— Begin Provided records —

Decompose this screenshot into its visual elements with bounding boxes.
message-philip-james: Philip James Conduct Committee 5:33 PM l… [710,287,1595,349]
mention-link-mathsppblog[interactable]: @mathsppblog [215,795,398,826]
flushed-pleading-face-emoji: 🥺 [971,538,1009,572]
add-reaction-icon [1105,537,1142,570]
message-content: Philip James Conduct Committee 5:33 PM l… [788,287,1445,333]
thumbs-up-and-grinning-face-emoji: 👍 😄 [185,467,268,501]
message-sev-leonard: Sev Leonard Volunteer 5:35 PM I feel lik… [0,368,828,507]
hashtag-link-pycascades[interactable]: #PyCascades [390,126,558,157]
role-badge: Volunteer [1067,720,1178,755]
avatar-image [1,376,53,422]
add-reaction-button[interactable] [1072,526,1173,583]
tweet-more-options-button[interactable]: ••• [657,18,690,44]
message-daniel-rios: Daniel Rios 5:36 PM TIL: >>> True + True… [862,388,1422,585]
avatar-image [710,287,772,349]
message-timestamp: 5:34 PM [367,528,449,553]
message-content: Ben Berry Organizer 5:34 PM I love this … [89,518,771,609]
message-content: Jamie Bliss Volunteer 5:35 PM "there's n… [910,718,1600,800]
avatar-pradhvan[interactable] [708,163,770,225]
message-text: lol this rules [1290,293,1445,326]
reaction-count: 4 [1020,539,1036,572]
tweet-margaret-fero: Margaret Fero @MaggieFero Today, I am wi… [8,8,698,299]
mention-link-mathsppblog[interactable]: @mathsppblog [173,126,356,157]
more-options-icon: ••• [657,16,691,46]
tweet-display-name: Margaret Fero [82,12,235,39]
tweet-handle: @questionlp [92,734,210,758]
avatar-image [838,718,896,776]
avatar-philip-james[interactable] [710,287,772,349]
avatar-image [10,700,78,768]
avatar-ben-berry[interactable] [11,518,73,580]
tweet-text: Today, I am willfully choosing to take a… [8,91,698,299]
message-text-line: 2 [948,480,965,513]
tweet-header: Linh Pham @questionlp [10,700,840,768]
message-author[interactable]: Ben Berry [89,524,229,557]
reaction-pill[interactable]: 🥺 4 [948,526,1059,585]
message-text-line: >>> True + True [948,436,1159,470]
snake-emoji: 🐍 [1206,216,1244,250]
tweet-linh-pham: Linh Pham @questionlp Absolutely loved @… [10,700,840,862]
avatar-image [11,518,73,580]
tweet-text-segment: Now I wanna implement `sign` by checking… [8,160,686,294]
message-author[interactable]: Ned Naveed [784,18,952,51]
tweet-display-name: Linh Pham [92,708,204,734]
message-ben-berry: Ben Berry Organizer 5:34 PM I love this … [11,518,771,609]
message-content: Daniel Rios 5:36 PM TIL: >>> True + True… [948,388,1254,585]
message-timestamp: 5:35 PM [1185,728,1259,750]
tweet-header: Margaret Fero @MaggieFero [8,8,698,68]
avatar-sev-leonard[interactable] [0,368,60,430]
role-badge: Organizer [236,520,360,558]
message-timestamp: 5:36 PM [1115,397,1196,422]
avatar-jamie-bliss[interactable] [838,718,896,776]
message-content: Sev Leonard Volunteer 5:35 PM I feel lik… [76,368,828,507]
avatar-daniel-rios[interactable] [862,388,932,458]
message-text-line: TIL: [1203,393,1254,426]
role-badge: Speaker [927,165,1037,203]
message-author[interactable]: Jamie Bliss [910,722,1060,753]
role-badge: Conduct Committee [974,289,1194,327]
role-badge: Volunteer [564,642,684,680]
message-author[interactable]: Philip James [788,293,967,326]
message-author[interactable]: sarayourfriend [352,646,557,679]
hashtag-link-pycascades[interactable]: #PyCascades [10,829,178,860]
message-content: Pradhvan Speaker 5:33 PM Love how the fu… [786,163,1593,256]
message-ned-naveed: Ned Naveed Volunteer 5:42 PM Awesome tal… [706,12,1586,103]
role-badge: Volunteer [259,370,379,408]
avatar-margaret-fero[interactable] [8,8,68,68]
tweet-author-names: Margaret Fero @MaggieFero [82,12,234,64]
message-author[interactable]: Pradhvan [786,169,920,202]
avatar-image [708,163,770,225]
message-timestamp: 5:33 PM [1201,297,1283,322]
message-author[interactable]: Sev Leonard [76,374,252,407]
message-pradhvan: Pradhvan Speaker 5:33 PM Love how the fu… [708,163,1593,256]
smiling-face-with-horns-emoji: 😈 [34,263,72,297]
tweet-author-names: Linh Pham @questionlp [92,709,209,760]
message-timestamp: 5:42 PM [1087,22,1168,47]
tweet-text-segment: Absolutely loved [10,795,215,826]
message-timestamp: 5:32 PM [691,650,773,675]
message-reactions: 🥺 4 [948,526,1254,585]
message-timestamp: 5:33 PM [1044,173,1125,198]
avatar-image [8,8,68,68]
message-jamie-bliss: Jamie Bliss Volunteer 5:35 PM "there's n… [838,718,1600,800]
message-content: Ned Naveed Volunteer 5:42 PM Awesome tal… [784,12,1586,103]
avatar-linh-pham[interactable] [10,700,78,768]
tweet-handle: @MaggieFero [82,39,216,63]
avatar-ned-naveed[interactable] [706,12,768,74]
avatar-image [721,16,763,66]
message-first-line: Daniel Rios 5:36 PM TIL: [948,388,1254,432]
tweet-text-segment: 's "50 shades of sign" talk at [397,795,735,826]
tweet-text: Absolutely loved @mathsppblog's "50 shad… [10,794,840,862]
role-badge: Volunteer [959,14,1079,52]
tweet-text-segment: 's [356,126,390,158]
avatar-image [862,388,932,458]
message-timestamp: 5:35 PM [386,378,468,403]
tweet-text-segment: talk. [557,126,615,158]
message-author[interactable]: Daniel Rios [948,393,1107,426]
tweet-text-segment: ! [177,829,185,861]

— End Provided records —

Put these lines into a JSON list of strings, one string per line, leaving out any blank lines.

## Answer for this exercise
[
  "Decompose this screenshot into its visual elements with bounding boxes.",
  "message-philip-james: Philip James Conduct Committee 5:33 PM l… [710,287,1595,349]",
  "mention-link-mathsppblog[interactable]: @mathsppblog [215,795,398,826]",
  "flushed-pleading-face-emoji: 🥺 [971,538,1009,572]",
  "add-reaction-icon [1105,537,1142,570]",
  "message-content: Philip James Conduct Committee 5:33 PM l… [788,287,1445,333]",
  "thumbs-up-and-grinning-face-emoji: 👍 😄 [185,467,268,501]",
  "message-sev-leonard: Sev Leonard Volunteer 5:35 PM I feel lik… [0,368,828,507]",
  "hashtag-link-pycascades[interactable]: #PyCascades [390,126,558,157]",
  "role-badge: Volunteer [1067,720,1178,755]",
  "avatar-image [1,376,53,422]",
  "add-reaction-button[interactable] [1072,526,1173,583]",
  "tweet-more-options-button[interactable]: ••• [657,18,690,44]",
  "message-daniel-rios: Daniel Rios 5:36 PM TIL: >>> True + True… [862,388,1422,585]",
  "avatar-image [710,287,772,349]",
  "message-timestamp: 5:34 PM [367,528,449,553]",
  "message-content: Ben Berry Organizer 5:34 PM I love this … [89,518,771,609]",
  "message-content: Jamie Bliss Volunteer 5:35 PM \"there's n… [910,718,1600,800]",
  "avatar-pradhvan[interactable] [708,163,770,225]",
  "message-text: lol this rules [1290,293,1445,326]",
  "reaction-count: 4 [1020,539,1036,572]",
  "tweet-margaret-fero: Margaret Fero @MaggieFero Today, I am wi… [8,8,698,299]",
  "mention-link-mathsppblog[interactable]: @mathsppblog [173,126,356,157]",
  "more-options-icon: ••• [657,16,691,46]",
  "tweet-display-name: Margaret Fero [82,12,235,39]",
  "tweet-handle: @questionlp [92,734,210,758]",
  "avatar-image [838,718,896,776]",
  "avatar-philip-james[interactable] [710,287,772,349]",
  "avatar-image [10,700,78,768]",
  "avatar-ben-berry[interactable] [11,518,73,580]",
  "tweet-text: Today, I am willfully choosing to take a… [8,91,698,299]",
  "message-text-line: 2 [948,480,965,513]",
  "tweet-header: Linh Pham @questionlp [10,700,840,768]",
  "message-author[interactable]: Ben Berry [89,524,229,557]",
  "reaction-pill[interactable]: 🥺 4 [948,526,1059,585]",
  "message-text-line: >>> True + True [948,436,1159,470]",
  "snake-emoji: 🐍 [1206,216,1244,250]",
  "tweet-linh-pham: Linh Pham @questionlp Absolutely loved @… [10,700,840,862]",
  "avatar-image [11,518,73,580]",
  "tweet-text-segment: Now I wanna implement `sign` by checking… [8,160,686,294]",
  "message-author[interactable]: Ned Naveed [784,18,952,51]",
  "tweet-display-name: Linh Pham [92,708,204,734]",
  "message-ben-berry: Ben Berry Organizer 5:34 PM I love this … [11,518,771,609]",
  "message-content: Daniel Rios 5:36 PM TIL: >>> True + True… [948,388,1254,585]",
  "message-timestamp: 5:35 PM [1185,728,1259,750]",
  "tweet-header: Margaret Fero @MaggieFero [8,8,698,68]",
  "avatar-sev-leonard[interactable] [0,368,60,430]",
  "role-badge: Organizer [236,520,360,558]",
  "message-timestamp: 5:36 PM [1115,397,1196,422]",
  "avatar-jamie-bliss[interactable] [838,718,896,776]",
  "message-content: Sev Leonard Volunteer 5:35 PM I feel lik… [76,368,828,507]",
  "avatar-daniel-rios[interactable] [862,388,932,458]",
  "message-text-line: TIL: [1203,393,1254,426]",
  "role-badge: Speaker [927,165,1037,203]",
  "message-author[interactable]: Jamie Bliss [910,722,1060,753]",
  "role-badge: Conduct Committee [974,289,1194,327]",
  "role-badge: Volunteer [564,642,684,680]",
  "message-author[interactable]: Philip James [788,293,967,326]",
  "message-author[interactable]: sarayourfriend [352,646,557,679]",
  "hashtag-link-pycascades[interactable]: #PyCascades [10,829,178,860]",
  "message-content: Pradhvan Speaker 5:33 PM Love how the fu… [786,163,1593,256]",
  "message-ned-naveed: Ned Naveed Volunteer 5:42 PM Awesome tal… [706,12,1586,103]",
  "role-badge: Volunteer [259,370,379,408]",
  "avatar-margaret-fero[interactable] [8,8,68,68]",
  "tweet-author-names: Margaret Fero @MaggieFero [82,12,234,64]",
  "message-author[interactable]: Pradhvan [786,169,920,202]",
  "avatar-image [708,163,770,225]",
  "message-timestamp: 5:33 PM [1201,297,1283,322]",
  "message-author[interactable]: Sev Leonard [76,374,252,407]",
  "message-pradhvan: Pradhvan Speaker 5:33 PM Love how the fu… [708,163,1593,256]",
  "smiling-face-with-horns-emoji: 😈 [34,263,72,297]",
  "tweet-author-names: Linh Pham @questionlp [92,709,209,760]",
  "message-timestamp: 5:42 PM [1087,22,1168,47]",
  "tweet-text-segment: Absolutely loved [10,795,215,826]",
  "message-timestamp: 5:32 PM [691,650,773,675]",
  "message-reactions: 🥺 4 [948,526,1254,585]",
  "message-timestamp: 5:33 PM [1044,173,1125,198]",
  "avatar-image [8,8,68,68]",
  "message-jamie-bliss: Jamie Bliss Volunteer 5:35 PM \"there's n… [838,718,1600,800]",
  "message-content: Ned Naveed Volunteer 5:42 PM Awesome tal… [784,12,1586,103]",
  "avatar-linh-pham[interactable] [10,700,78,768]",
  "tweet-handle: @MaggieFero [82,39,216,63]",
  "avatar-ned-naveed[interactable] [706,12,768,74]",
  "avatar-image [721,16,763,66]",
  "message-first-line: Daniel Rios 5:36 PM TIL: [948,388,1254,432]",
  "tweet-text-segment: 's \"50 shades of sign\" talk at [397,795,735,826]",
  "tweet-text: Absolutely loved @mathsppblog's \"50 shad… [10,794,840,862]",
  "role-badge: Volunteer [959,14,1079,52]",
  "tweet-text-segment: 's [356,126,390,158]",
  "avatar-image [862,388,932,458]",
  "message-timestamp: 5:35 PM [386,378,468,403]",
  "tweet-text-segment: talk. [557,126,615,158]",
  "message-author[interactable]: Daniel Rios [948,393,1107,426]",
  "tweet-text-segment: ! [177,829,185,861]"
]